(What this task involves) Read the records below and copy each line that contains "access".

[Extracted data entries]
▼
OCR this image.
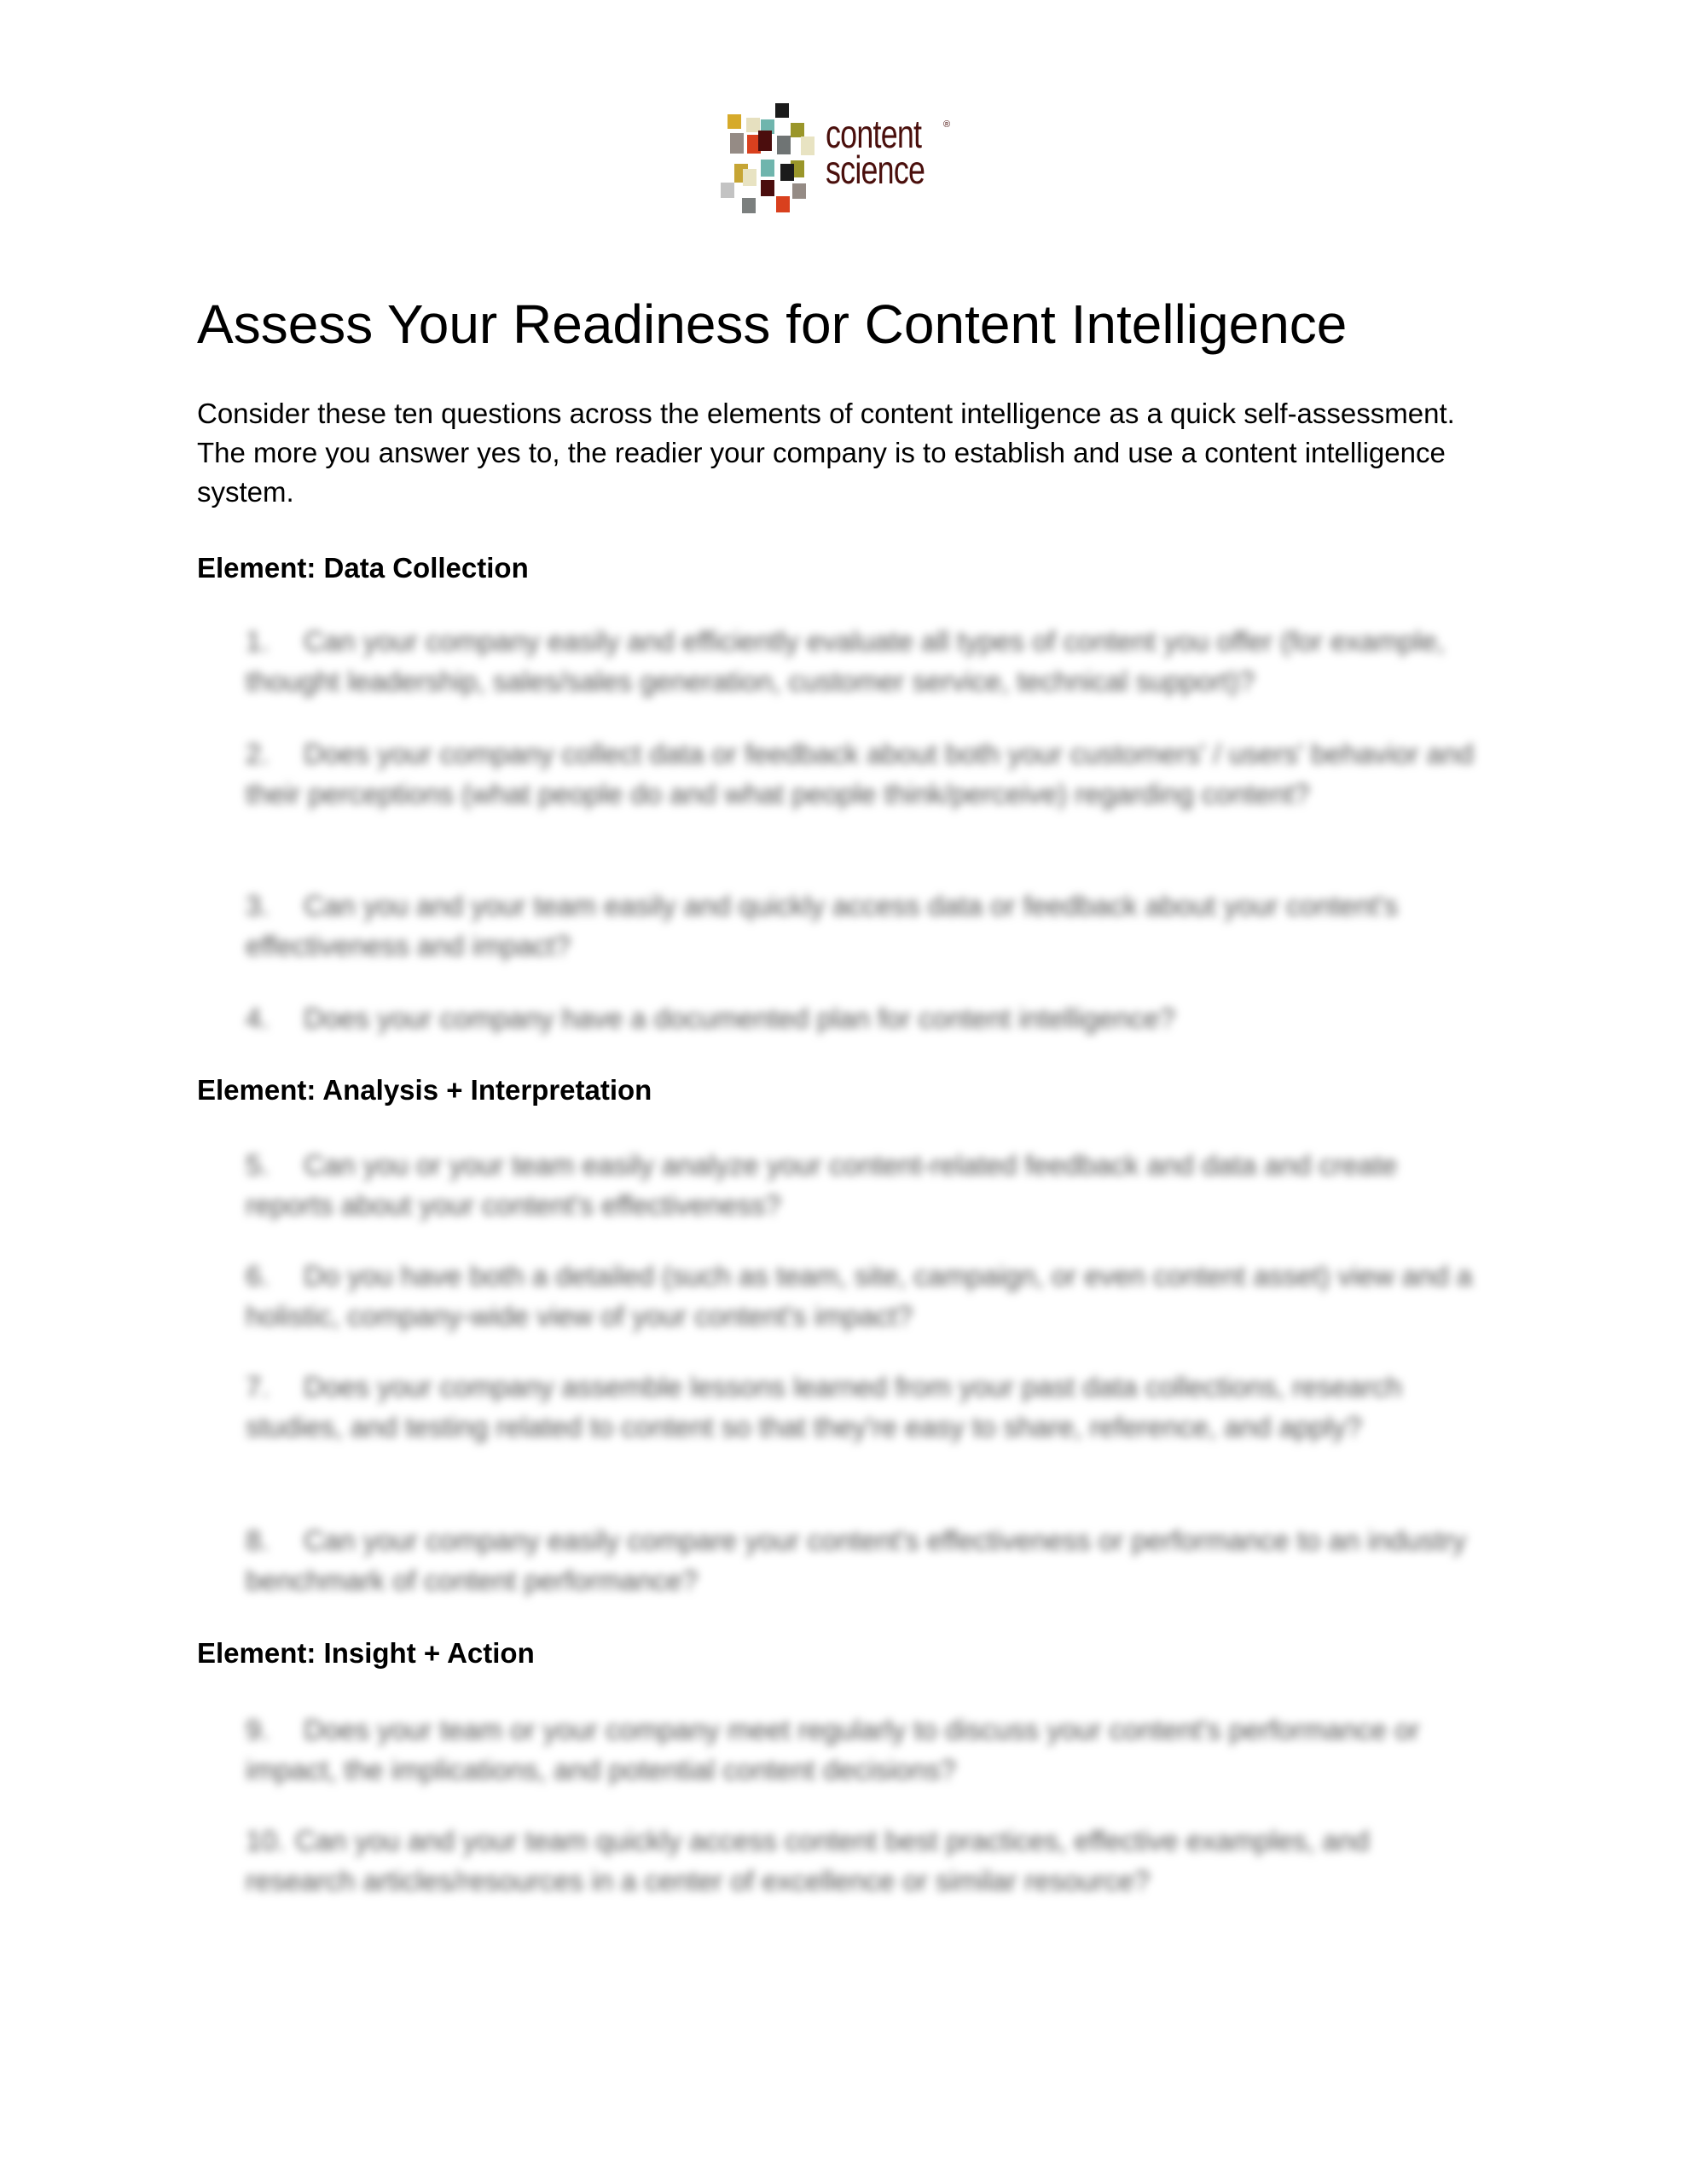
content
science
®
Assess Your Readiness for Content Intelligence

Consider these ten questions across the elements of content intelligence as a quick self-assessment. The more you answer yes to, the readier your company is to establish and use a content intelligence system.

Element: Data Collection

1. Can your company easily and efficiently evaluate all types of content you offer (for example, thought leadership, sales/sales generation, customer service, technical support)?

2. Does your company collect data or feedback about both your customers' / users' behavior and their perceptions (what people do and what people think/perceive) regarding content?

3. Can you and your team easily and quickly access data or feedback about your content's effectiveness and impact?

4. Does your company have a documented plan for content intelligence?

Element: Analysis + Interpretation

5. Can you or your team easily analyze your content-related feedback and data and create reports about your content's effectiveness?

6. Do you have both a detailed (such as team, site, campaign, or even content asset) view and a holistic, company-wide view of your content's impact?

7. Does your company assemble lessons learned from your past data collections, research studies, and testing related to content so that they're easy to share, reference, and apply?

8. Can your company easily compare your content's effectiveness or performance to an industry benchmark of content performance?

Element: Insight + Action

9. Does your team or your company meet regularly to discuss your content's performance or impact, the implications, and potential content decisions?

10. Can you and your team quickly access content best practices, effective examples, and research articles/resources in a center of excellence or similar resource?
▲
(Exercise answer)
3. Can you and your team easily and quickly access data or feedback about your content's effectiveness and impact?
10. Can you and your team quickly access content best practices, effective examples, and research articles/resources in a center of excellence or similar resource?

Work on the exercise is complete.